Dataset items:

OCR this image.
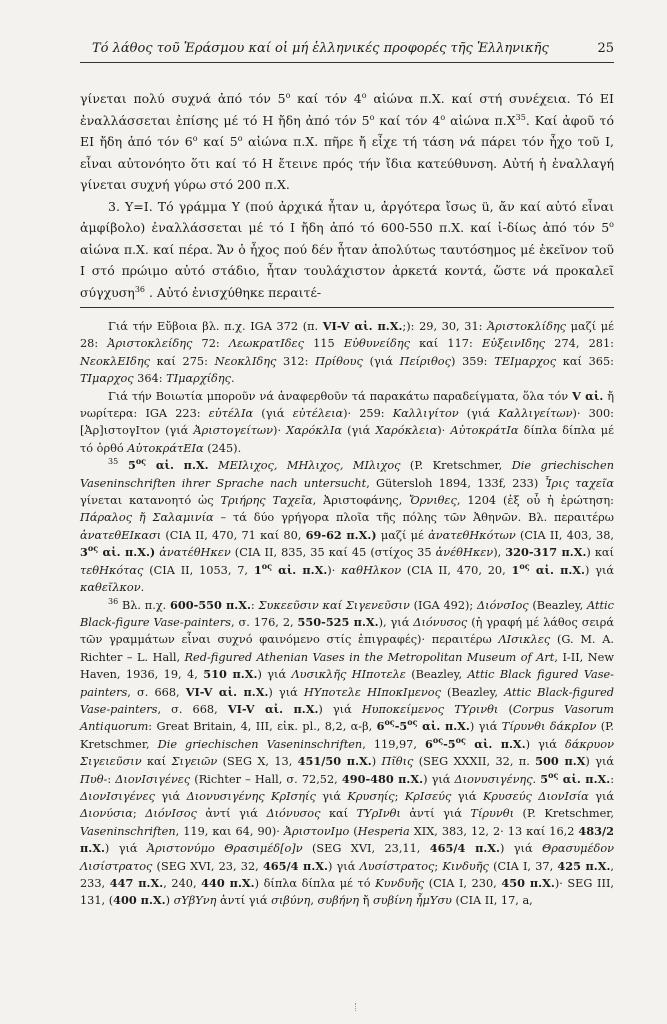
Τό λάθος τοῦ Ἐράσμου καί οἱ μή ἑλληνικές προφορές τῆς Ἑλληνικῆς	25

γίνεται πολύ συχνά ἀπό τόν $5^o$ καί τόν $4^o$ αἰώνα π.Χ. καί στή συνέχεια. Τό ΕΙ ἐναλλάσσεται ἐπίσης μέ τό Η ἤδη ἀπό τόν $5^o$ καί τόν $4^o$ αἰώνα $\pi.X^{35}$. Καί ἀφοῦ τό ΕΙ ἤδη ἀπό τόν $6^o$ καί $5^o$ αἰώνα π.Χ. πῆρε ἤ εἶχε τή τάση νά πάρει τόν ἦχο τοῦ Ι, εἶναι αὐτονόητο ὅτι καί τό Η ἔτεινε πρός τήν ἴδια κατεύθυνση. Αὐτή ἡ ἐναλλαγή γίνεται συχνή γύρω στό 200 π.Χ.

3. Υ=Ι. Τό γράμμα Υ (πού ἀρχικά ἦταν u, ἀργότερα ἴσως ü, ἄν καί αὐτό εἶναι ἀμφίβολο) ἐναλλάσσεται μέ τό Ι ἤδη ἀπό τό 600-550 π.Χ. καί ἰ-δίως ἀπό τόν $5^o$ αἰώνα π.Χ. καί πέρα. Ἄν ὁ ἦχος πού δέν ἦταν ἀπολύτως ταυτόσημος μέ ἐκεῖνον τοῦ Ι στό πρώιμο αὐτό στάδιο, ἦταν τουλάχιστον ἀρκετά κοντά, ὥστε νά προκαλεῖ σύγχυση$^{36}$ . Αὐτό ἐνισχύθηκε περαιτέ-

Γιά τήν Εὔβοια βλ. π.χ. IGA 372 (π. VI-V αἰ. π.Χ.;): 29, 30, 31: Ἀριστοκλίδης μαζί μέ 28: Ἀριστοκλείδης 72: ΛεωκρατΙδες 115 Εὐθυνείδης καί 117: ΕὐξεινΙδης 274, 281: ΝεοκλΕΙδης καί 275: ΝεοκλΙδης 312: Πρίθους (γιά Πείριθος) 359: ΤΕΙμαρχος καί 365: ΤΙμαρχος 364: ΤΙμαρχίδης.

Γιά τήν Βοιωτία μποροῦν νά ἀναφερθοῦν τά παρακάτω παραδείγματα, ὅλα τόν V αἰ. ἤ νωρίτερα: IGA 223: εὐτέλΙα (γιά εὐτέλεια)· 259: Καλλιγίτον (γιά Καλλιγείτων)· 300: [Ἀρ]ιστογΙτον (γιά Ἀριστογείτων)· ΧαρόκλΙα (γιά Χαρόκλεια)· ΑὐτοκράτΙα δίπλα δίπλα μέ τό ὀρθό ΑὐτοκράτΕΙα (245).

$^{35}$ $5^{o\varsigma}$ αἰ. π.Χ. ΜΕΙλιχος, ΜΗλιχος, ΜΙλιχος (P. Kretschmer, Die griechischen Vaseninschriften ihrer Sprache nach untersucht, Gütersloh 1894, 133f, 233) Ἶρις ταχεῖα γίνεται κατανοητό ὡς Τριήρης Ταχεῖα, Ἀριστοφάνης, Ὄρνιθες, 1204 (ἐξ οὗ ἡ ἐρώτηση: Πάραλος ἤ Σαλαμινία – τά δύο γρήγορα πλοῖα τῆς πόλης τῶν Ἀθηνῶν. Βλ. περαιτέρω ἀνατεθΕΙκασι (CIA II, 470, 71 καί 80, 69-62 π.Χ.) μαζί μέ ἀνατεθΗκότων (CIA II, 403, 38, $3^{o\varsigma}$ αἰ. π.Χ.) ἀνατέθΗκεν (CIA II, 835, 35 καί 45 (στίχος 35 ἀνέθΗκεν), 320-317 π.Χ.) καί τεθΗκότας (CIA II, 1053, 7, $1^{o\varsigma}$ αἰ. π.Χ.)· καθΗλκον (CIA II, 470, 20, $1^{o\varsigma}$ αἰ. π.Χ.) γιά καθεῖλκον.

$^{36}$ Βλ. π.χ. 600-550 π.Χ.: Συκεεῦσιν καί Σιγενεῦσιν (IGA 492); ΔιόνσΙος (Beazley, Attic Black-figure Vase-painters, σ. 176, 2, 550-525 π.Χ.), γιά Διόνυσος (ἡ γραφή μέ λάθος σειρά τῶν γραμμάτων εἶναι συχνό φαινόμενο στίς ἐπιγραφές)· περαιτέρω ΛΙσικλες (G. M. A. Richter – L. Hall, Red-figured Athenian Vases in the Metropolitan Museum of Art, I-II, New Haven, 1936, 19, 4, 510 π.Χ.) γιά Λυσικλῆς ΗΙποτελε (Beazley, Attic Black figured Vase-painters, σ. 668, VI-V αἰ. π.Χ.) γιά ΗΥποτελε ΗΙποκΙμενος (Beazley, Attic Black-figured Vase-painters, σ. 668, VI-V αἰ. π.Χ.) γιά Ηυποκείμενος ΤΥρινθι (Corpus Vasorum Antiquorum: Great Britain, 4, III, εἰκ. pl., 8,2, α-β, $6^{o\varsigma}-5^{o\varsigma}$ αἰ. π.Χ.) γιά Τίρυνθι δάκρΙον (P. Kretschmer, Die griechischen Vaseninschriften, 119,97, $6^{o\varsigma}-5^{o\varsigma}$ αἰ. π.Χ.) γιά δάκρυον Σιγειεῦσιν καί Σιγειῶν (SEG X, 13, 451/50 π.Χ.) Πῖθις (SEG XXXII, 32, π. 500 π.Χ) γιά Πυθ-: ΔιονΙσιγένες (Richter – Hall, σ. 72,52, 490-480 π.Χ.) γιά Διονυσιγένης. $5^{o\varsigma}$ αἰ. π.Χ.: ΔιονΙσιγένες γιά Διονυσιγένης ΚρΙσηίς γιά Κρυσηίς; ΚρΙσεύς γιά Κρυσεύς ΔιονΙσία γιά Διονύσια; ΔιόνΙσος ἀντί γιά Διόνυσος καί ΤΥρΙνθι ἀντί γιά Τίρυνθι (P. Kretschmer, Vaseninschriften, 119, και 64, 90)· ἈριστονΙμο (Hesperia XIX, 383, 12, 2· 13 καί 16,2 483/2 π.Χ.) γιά Ἀριστονύμο Θρασιμέδ[ο]ν (SEG XVI, 23,11, 465/4 π.Χ.) γιά Θρασυμέδον Λισίστρατος (SEG XVI, 23, 32, 465/4 π.Χ.) γιά Λυσίστρατος; Κινδυῆς (CIA I, 37, 425 π.Χ., 233, 447 π.Χ., 240, 440 π.Χ.) δίπλα δίπλα μέ τό Κυνδυῆς (CIA I, 230, 450 π.Χ.)· SEG III, 131, (400 π.Χ.) σΥβΥνη ἀντί γιά σιβύνη, συβήνη ἤ συβίνη ἦμΥσυ (CIA II, 17, a,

--- Direction ---
Quote the entries in full. Any image among them is to be omitted from the copy.

--- Task result ---
OCR this image.
Τό λάθος τοῦ Ἐράσμου καί οἱ μή ἑλληνικές προφορές τῆς Ἑλληνικῆς	25

γίνεται πολύ συχνά ἀπό τόν $5^o$ καί τόν $4^o$ αἰώνα π.Χ. καί στή συνέχεια. Τό ΕΙ ἐναλλάσσεται ἐπίσης μέ τό Η ἤδη ἀπό τόν $5^o$ καί τόν $4^o$ αἰώνα $\pi.X^{35}$. Καί ἀφοῦ τό ΕΙ ἤδη ἀπό τόν $6^o$ καί $5^o$ αἰώνα π.Χ. πῆρε ἤ εἶχε τή τάση νά πάρει τόν ἦχο τοῦ Ι, εἶναι αὐτονόητο ὅτι καί τό Η ἔτεινε πρός τήν ἴδια κατεύθυνση. Αὐτή ἡ ἐναλλαγή γίνεται συχνή γύρω στό 200 π.Χ.

3. Υ=Ι. Τό γράμμα Υ (πού ἀρχικά ἦταν u, ἀργότερα ἴσως ü, ἄν καί αὐτό εἶναι ἀμφίβολο) ἐναλλάσσεται μέ τό Ι ἤδη ἀπό τό 600-550 π.Χ. καί ἰ-δίως ἀπό τόν $5^o$ αἰώνα π.Χ. καί πέρα. Ἄν ὁ ἦχος πού δέν ἦταν ἀπολύτως ταυτόσημος μέ ἐκεῖνον τοῦ Ι στό πρώιμο αὐτό στάδιο, ἦταν τουλάχιστον ἀρκετά κοντά, ὥστε νά προκαλεῖ σύγχυση$^{36}$ . Αὐτό ἐνισχύθηκε περαιτέ-

Γιά τήν Εὔβοια βλ. π.χ. IGA 372 (π. VI-V αἰ. π.Χ.;): 29, 30, 31: Ἀριστοκλίδης μαζί μέ 28: Ἀριστοκλείδης 72: ΛεωκρατΙδες 115 Εὐθυνείδης καί 117: ΕὐξεινΙδης 274, 281: ΝεοκλΕΙδης καί 275: ΝεοκλΙδης 312: Πρίθους (γιά Πείριθος) 359: ΤΕΙμαρχος καί 365: ΤΙμαρχος 364: ΤΙμαρχίδης.

Γιά τήν Βοιωτία μποροῦν νά ἀναφερθοῦν τά παρακάτω παραδείγματα, ὅλα τόν V αἰ. ἤ νωρίτερα: IGA 223: εὐτέλΙα (γιά εὐτέλεια)· 259: Καλλιγίτον (γιά Καλλιγείτων)· 300: [Ἀρ]ιστογΙτον (γιά Ἀριστογείτων)· ΧαρόκλΙα (γιά Χαρόκλεια)· ΑὐτοκράτΙα δίπλα δίπλα μέ τό ὀρθό ΑὐτοκράτΕΙα (245).

$^{35}$ $5^{o\varsigma}$ αἰ. π.Χ. ΜΕΙλιχος, ΜΗλιχος, ΜΙλιχος (P. Kretschmer, Die griechischen Vaseninschriften ihrer Sprache nach untersucht, Gütersloh 1894, 133f, 233) Ἶρις ταχεῖα γίνεται κατανοητό ὡς Τριήρης Ταχεῖα, Ἀριστοφάνης, Ὄρνιθες, 1204 (ἐξ οὗ ἡ ἐρώτηση: Πάραλος ἤ Σαλαμινία – τά δύο γρήγορα πλοῖα τῆς πόλης τῶν Ἀθηνῶν. Βλ. περαιτέρω ἀνατεθΕΙκασι (CIA II, 470, 71 καί 80, 69-62 π.Χ.) μαζί μέ ἀνατεθΗκότων (CIA II, 403, 38, $3^{o\varsigma}$ αἰ. π.Χ.) ἀνατέθΗκεν (CIA II, 835, 35 καί 45 (στίχος 35 ἀνέθΗκεν), 320-317 π.Χ.) καί τεθΗκότας (CIA II, 1053, 7, $1^{o\varsigma}$ αἰ. π.Χ.)· καθΗλκον (CIA II, 470, 20, $1^{o\varsigma}$ αἰ. π.Χ.) γιά καθεῖλκον.

$^{36}$ Βλ. π.χ. 600-550 π.Χ.: Συκεεῦσιν καί Σιγενεῦσιν (IGA 492); ΔιόνσΙος (Beazley, Attic Black-figure Vase-painters, σ. 176, 2, 550-525 π.Χ.), γιά Διόνυσος (ἡ γραφή μέ λάθος σειρά τῶν γραμμάτων εἶναι συχνό φαινόμενο στίς ἐπιγραφές)· περαιτέρω ΛΙσικλες (G. M. A. Richter – L. Hall, Red-figured Athenian Vases in the Metropolitan Museum of Art, I-II, New Haven, 1936, 19, 4, 510 π.Χ.) γιά Λυσικλῆς ΗΙποτελε (Beazley, Attic Black figured Vase-painters, σ. 668, VI-V αἰ. π.Χ.) γιά ΗΥποτελε ΗΙποκΙμενος (Beazley, Attic Black-figured Vase-painters, σ. 668, VI-V αἰ. π.Χ.) γιά Ηυποκείμενος ΤΥρινθι (Corpus Vasorum Antiquorum: Great Britain, 4, III, εἰκ. pl., 8,2, α-β, $6^{o\varsigma}-5^{o\varsigma}$ αἰ. π.Χ.) γιά Τίρυνθι δάκρΙον (P. Kretschmer, Die griechischen Vaseninschriften, 119,97, $6^{o\varsigma}-5^{o\varsigma}$ αἰ. π.Χ.) γιά δάκρυον Σιγειεῦσιν καί Σιγειῶν (SEG X, 13, 451/50 π.Χ.) Πῖθις (SEG XXXII, 32, π. 500 π.Χ) γιά Πυθ-: ΔιονΙσιγένες (Richter – Hall, σ. 72,52, 490-480 π.Χ.) γιά Διονυσιγένης. $5^{o\varsigma}$ αἰ. π.Χ.: ΔιονΙσιγένες γιά Διονυσιγένης ΚρΙσηίς γιά Κρυσηίς; ΚρΙσεύς γιά Κρυσεύς ΔιονΙσία γιά Διονύσια; ΔιόνΙσος ἀντί γιά Διόνυσος καί ΤΥρΙνθι ἀντί γιά Τίρυνθι (P. Kretschmer, Vaseninschriften, 119, και 64, 90)· ἈριστονΙμο (Hesperia XIX, 383, 12, 2· 13 καί 16,2 483/2 π.Χ.) γιά Ἀριστονύμο Θρασιμέδ[ο]ν (SEG XVI, 23,11, 465/4 π.Χ.) γιά Θρασυμέδον Λισίστρατος (SEG XVI, 23, 32, 465/4 π.Χ.) γιά Λυσίστρατος; Κινδυῆς (CIA I, 37, 425 π.Χ., 233, 447 π.Χ., 240, 440 π.Χ.) δίπλα δίπλα μέ τό Κυνδυῆς (CIA I, 230, 450 π.Χ.)· SEG III, 131, (400 π.Χ.) σΥβΥνη ἀντί γιά σιβύνη, συβήνη ἤ συβίνη ἦμΥσυ (CIA II, 17, a,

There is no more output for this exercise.